BRIEF
Give the records back in full, exactly as they read.

---------- DATASET CONTENT ----------

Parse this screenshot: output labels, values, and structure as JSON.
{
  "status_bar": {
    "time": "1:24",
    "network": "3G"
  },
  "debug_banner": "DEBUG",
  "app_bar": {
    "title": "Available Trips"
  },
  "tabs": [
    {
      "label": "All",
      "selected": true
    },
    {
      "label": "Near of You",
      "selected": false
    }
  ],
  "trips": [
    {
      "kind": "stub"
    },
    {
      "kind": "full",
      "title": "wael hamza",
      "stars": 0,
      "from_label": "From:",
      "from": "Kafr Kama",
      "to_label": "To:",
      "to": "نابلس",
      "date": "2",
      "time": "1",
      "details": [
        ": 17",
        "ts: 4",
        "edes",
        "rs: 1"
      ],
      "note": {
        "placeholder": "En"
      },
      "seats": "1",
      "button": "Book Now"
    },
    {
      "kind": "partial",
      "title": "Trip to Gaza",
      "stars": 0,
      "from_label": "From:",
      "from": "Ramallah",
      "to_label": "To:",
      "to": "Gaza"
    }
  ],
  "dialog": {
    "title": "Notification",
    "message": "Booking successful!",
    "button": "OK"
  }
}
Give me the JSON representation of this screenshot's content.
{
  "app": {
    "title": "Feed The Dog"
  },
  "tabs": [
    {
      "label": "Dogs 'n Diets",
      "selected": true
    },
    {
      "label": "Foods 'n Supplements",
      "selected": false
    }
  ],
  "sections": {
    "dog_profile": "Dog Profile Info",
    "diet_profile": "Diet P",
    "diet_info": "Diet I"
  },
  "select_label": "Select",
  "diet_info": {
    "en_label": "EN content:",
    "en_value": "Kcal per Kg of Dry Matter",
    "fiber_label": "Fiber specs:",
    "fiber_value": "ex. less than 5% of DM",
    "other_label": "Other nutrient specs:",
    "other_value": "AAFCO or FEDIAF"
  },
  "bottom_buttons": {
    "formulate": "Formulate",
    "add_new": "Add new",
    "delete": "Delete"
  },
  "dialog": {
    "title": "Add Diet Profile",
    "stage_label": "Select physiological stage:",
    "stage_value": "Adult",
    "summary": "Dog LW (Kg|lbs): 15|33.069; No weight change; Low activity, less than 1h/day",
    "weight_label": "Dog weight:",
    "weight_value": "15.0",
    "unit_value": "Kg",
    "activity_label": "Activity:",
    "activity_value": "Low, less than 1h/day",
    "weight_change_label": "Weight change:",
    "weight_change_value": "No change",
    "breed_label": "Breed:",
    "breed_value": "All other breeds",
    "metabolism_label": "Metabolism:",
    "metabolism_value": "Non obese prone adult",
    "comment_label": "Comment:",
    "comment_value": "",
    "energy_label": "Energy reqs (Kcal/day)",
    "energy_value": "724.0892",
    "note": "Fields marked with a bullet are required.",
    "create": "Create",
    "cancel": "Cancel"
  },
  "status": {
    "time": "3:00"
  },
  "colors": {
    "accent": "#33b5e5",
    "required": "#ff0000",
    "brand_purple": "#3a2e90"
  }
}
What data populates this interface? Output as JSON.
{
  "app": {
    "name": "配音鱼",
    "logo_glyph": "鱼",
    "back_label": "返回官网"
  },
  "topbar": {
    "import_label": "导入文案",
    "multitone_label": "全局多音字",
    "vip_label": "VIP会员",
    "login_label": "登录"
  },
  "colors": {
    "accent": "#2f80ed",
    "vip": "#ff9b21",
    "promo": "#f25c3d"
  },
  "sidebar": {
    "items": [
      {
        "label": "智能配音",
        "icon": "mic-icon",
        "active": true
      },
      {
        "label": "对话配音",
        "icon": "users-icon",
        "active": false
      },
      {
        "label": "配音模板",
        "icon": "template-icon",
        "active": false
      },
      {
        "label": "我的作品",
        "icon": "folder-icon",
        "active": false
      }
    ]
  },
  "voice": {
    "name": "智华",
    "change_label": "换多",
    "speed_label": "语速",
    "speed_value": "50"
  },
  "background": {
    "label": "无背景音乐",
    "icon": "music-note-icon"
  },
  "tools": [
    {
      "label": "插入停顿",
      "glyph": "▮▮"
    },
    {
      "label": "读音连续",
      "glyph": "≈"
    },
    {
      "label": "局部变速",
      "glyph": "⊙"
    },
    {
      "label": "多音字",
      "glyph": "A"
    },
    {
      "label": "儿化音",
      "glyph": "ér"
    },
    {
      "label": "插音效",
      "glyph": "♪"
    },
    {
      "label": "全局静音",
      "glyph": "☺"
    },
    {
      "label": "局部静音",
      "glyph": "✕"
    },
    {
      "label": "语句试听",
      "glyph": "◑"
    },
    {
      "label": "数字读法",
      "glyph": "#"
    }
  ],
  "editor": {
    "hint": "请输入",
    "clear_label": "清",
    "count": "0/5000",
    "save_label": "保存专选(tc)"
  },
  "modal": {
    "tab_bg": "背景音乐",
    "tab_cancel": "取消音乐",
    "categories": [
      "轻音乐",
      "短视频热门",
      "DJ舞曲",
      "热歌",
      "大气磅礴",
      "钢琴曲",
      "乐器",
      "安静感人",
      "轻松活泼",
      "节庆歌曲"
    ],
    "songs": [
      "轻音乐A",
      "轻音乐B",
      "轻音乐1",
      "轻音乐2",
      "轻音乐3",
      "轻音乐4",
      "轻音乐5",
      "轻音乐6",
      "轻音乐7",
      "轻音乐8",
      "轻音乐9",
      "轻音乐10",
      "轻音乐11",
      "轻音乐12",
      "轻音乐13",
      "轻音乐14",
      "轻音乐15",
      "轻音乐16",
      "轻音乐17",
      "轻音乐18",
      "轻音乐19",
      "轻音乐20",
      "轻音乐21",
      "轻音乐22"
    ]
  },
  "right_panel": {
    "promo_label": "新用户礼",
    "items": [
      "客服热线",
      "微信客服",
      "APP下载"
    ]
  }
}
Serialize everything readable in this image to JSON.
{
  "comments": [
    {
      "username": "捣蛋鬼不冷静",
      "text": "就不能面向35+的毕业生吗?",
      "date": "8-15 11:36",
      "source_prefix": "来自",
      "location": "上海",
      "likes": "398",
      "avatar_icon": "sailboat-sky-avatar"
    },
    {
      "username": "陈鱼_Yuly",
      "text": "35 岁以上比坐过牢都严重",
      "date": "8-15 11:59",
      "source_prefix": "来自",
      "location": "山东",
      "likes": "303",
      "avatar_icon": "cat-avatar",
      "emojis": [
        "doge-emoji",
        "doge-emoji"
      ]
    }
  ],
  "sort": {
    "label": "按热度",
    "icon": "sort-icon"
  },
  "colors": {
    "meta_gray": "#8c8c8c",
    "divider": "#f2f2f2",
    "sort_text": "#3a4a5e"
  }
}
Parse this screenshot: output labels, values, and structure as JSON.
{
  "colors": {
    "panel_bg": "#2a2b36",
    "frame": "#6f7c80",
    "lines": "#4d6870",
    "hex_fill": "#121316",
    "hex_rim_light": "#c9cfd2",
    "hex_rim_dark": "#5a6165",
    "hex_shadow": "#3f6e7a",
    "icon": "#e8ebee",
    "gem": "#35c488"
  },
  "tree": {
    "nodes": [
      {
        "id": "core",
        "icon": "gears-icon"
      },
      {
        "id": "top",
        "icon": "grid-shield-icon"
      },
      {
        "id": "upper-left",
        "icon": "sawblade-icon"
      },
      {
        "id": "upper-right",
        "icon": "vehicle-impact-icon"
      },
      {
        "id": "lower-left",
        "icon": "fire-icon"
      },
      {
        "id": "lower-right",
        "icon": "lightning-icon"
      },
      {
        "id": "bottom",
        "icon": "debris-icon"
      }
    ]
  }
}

----------

CORRECT ANSWER
Parse this screenshot: output labels, values, and structure as JSON.
{
  "status_bar": {
    "time": "1:24",
    "network": "3G"
  },
  "debug_banner": "DEBUG",
  "app_bar": {
    "title": "Available Trips"
  },
  "tabs": [
    {
      "label": "All",
      "selected": true
    },
    {
      "label": "Near of You",
      "selected": false
    }
  ],
  "trips": [
    {
      "kind": "stub"
    },
    {
      "kind": "full",
      "title": "wael hamza",
      "stars": 0,
      "from_label": "From:",
      "from": "Kafr Kama",
      "to_label": "To:",
      "to": "نابلس",
      "date": "2",
      "time": "1",
      "details": [
        ": 17",
        "ts: 4",
        "edes",
        "rs: 1"
      ],
      "note": {
        "placeholder": "En"
      },
      "seats": "1",
      "button": "Book Now"
    },
    {
      "kind": "partial",
      "title": "Trip to Gaza",
      "stars": 0,
      "from_label": "From:",
      "from": "Ramallah",
      "to_label": "To:",
      "to": "Gaza"
    }
  ],
  "dialog": {
    "title": "Notification",
    "message": "Booking successful!",
    "button": "OK"
  }
}
Give me the JSON representation of this screenshot's content.
{
  "app": {
    "title": "Feed The Dog"
  },
  "tabs": [
    {
      "label": "Dogs 'n Diets",
      "selected": true
    },
    {
      "label": "Foods 'n Supplements",
      "selected": false
    }
  ],
  "sections": {
    "dog_profile": "Dog Profile Info",
    "diet_profile": "Diet P",
    "diet_info": "Diet I"
  },
  "select_label": "Select",
  "diet_info": {
    "en_label": "EN content:",
    "en_value": "Kcal per Kg of Dry Matter",
    "fiber_label": "Fiber specs:",
    "fiber_value": "ex. less than 5% of DM",
    "other_label": "Other nutrient specs:",
    "other_value": "AAFCO or FEDIAF"
  },
  "bottom_buttons": {
    "formulate": "Formulate",
    "add_new": "Add new",
    "delete": "Delete"
  },
  "dialog": {
    "title": "Add Diet Profile",
    "stage_label": "Select physiological stage:",
    "stage_value": "Adult",
    "summary": "Dog LW (Kg|lbs): 15|33.069; No weight change; Low activity, less than 1h/day",
    "weight_label": "Dog weight:",
    "weight_value": "15.0",
    "unit_value": "Kg",
    "activity_label": "Activity:",
    "activity_value": "Low, less than 1h/day",
    "weight_change_label": "Weight change:",
    "weight_change_value": "No change",
    "breed_label": "Breed:",
    "breed_value": "All other breeds",
    "metabolism_label": "Metabolism:",
    "metabolism_value": "Non obese prone adult",
    "comment_label": "Comment:",
    "comment_value": "",
    "energy_label": "Energy reqs (Kcal/day)",
    "energy_value": "724.0892",
    "note": "Fields marked with a bullet are required.",
    "create": "Create",
    "cancel": "Cancel"
  },
  "status": {
    "time": "3:00"
  },
  "colors": {
    "accent": "#33b5e5",
    "required": "#ff0000",
    "brand_purple": "#3a2e90"
  }
}
What data populates this interface? Output as JSON.
{
  "app": {
    "name": "配音鱼",
    "logo_glyph": "鱼",
    "back_label": "返回官网"
  },
  "topbar": {
    "import_label": "导入文案",
    "multitone_label": "全局多音字",
    "vip_label": "VIP会员",
    "login_label": "登录"
  },
  "colors": {
    "accent": "#2f80ed",
    "vip": "#ff9b21",
    "promo": "#f25c3d"
  },
  "sidebar": {
    "items": [
      {
        "label": "智能配音",
        "icon": "mic-icon",
        "active": true
      },
      {
        "label": "对话配音",
        "icon": "users-icon",
        "active": false
      },
      {
        "label": "配音模板",
        "icon": "template-icon",
        "active": false
      },
      {
        "label": "我的作品",
        "icon": "folder-icon",
        "active": false
      }
    ]
  },
  "voice": {
    "name": "智华",
    "change_label": "换多",
    "speed_label": "语速",
    "speed_value": "50"
  },
  "background": {
    "label": "无背景音乐",
    "icon": "music-note-icon"
  },
  "tools": [
    {
      "label": "插入停顿",
      "glyph": "▮▮"
    },
    {
      "label": "读音连续",
      "glyph": "≈"
    },
    {
      "label": "局部变速",
      "glyph": "⊙"
    },
    {
      "label": "多音字",
      "glyph": "A"
    },
    {
      "label": "儿化音",
      "glyph": "ér"
    },
    {
      "label": "插音效",
      "glyph": "♪"
    },
    {
      "label": "全局静音",
      "glyph": "☺"
    },
    {
      "label": "局部静音",
      "glyph": "✕"
    },
    {
      "label": "语句试听",
      "glyph": "◑"
    },
    {
      "label": "数字读法",
      "glyph": "#"
    }
  ],
  "editor": {
    "hint": "请输入",
    "clear_label": "清",
    "count": "0/5000",
    "save_label": "保存专选(tc)"
  },
  "modal": {
    "tab_bg": "背景音乐",
    "tab_cancel": "取消音乐",
    "categories": [
      "轻音乐",
      "短视频热门",
      "DJ舞曲",
      "热歌",
      "大气磅礴",
      "钢琴曲",
      "乐器",
      "安静感人",
      "轻松活泼",
      "节庆歌曲"
    ],
    "songs": [
      "轻音乐A",
      "轻音乐B",
      "轻音乐1",
      "轻音乐2",
      "轻音乐3",
      "轻音乐4",
      "轻音乐5",
      "轻音乐6",
      "轻音乐7",
      "轻音乐8",
      "轻音乐9",
      "轻音乐10",
      "轻音乐11",
      "轻音乐12",
      "轻音乐13",
      "轻音乐14",
      "轻音乐15",
      "轻音乐16",
      "轻音乐17",
      "轻音乐18",
      "轻音乐19",
      "轻音乐20",
      "轻音乐21",
      "轻音乐22"
    ]
  },
  "right_panel": {
    "promo_label": "新用户礼",
    "items": [
      "客服热线",
      "微信客服",
      "APP下载"
    ]
  }
}
Serialize everything readable in this image to JSON.
{
  "comments": [
    {
      "username": "捣蛋鬼不冷静",
      "text": "就不能面向35+的毕业生吗?",
      "date": "8-15 11:36",
      "source_prefix": "来自",
      "location": "上海",
      "likes": "398",
      "avatar_icon": "sailboat-sky-avatar"
    },
    {
      "username": "陈鱼_Yuly",
      "text": "35 岁以上比坐过牢都严重",
      "date": "8-15 11:59",
      "source_prefix": "来自",
      "location": "山东",
      "likes": "303",
      "avatar_icon": "cat-avatar",
      "emojis": [
        "doge-emoji",
        "doge-emoji"
      ]
    }
  ],
  "sort": {
    "label": "按热度",
    "icon": "sort-icon"
  },
  "colors": {
    "meta_gray": "#8c8c8c",
    "divider": "#f2f2f2",
    "sort_text": "#3a4a5e"
  }
}
Parse this screenshot: output labels, values, and structure as JSON.
{
  "colors": {
    "panel_bg": "#2a2b36",
    "frame": "#6f7c80",
    "lines": "#4d6870",
    "hex_fill": "#121316",
    "hex_rim_light": "#c9cfd2",
    "hex_rim_dark": "#5a6165",
    "hex_shadow": "#3f6e7a",
    "icon": "#e8ebee",
    "gem": "#35c488"
  },
  "tree": {
    "nodes": [
      {
        "id": "core",
        "icon": "gears-icon"
      },
      {
        "id": "top",
        "icon": "grid-shield-icon"
      },
      {
        "id": "upper-left",
        "icon": "sawblade-icon"
      },
      {
        "id": "upper-right",
        "icon": "vehicle-impact-icon"
      },
      {
        "id": "lower-left",
        "icon": "fire-icon"
      },
      {
        "id": "lower-right",
        "icon": "lightning-icon"
      },
      {
        "id": "bottom",
        "icon": "debris-icon"
      }
    ]
  }
}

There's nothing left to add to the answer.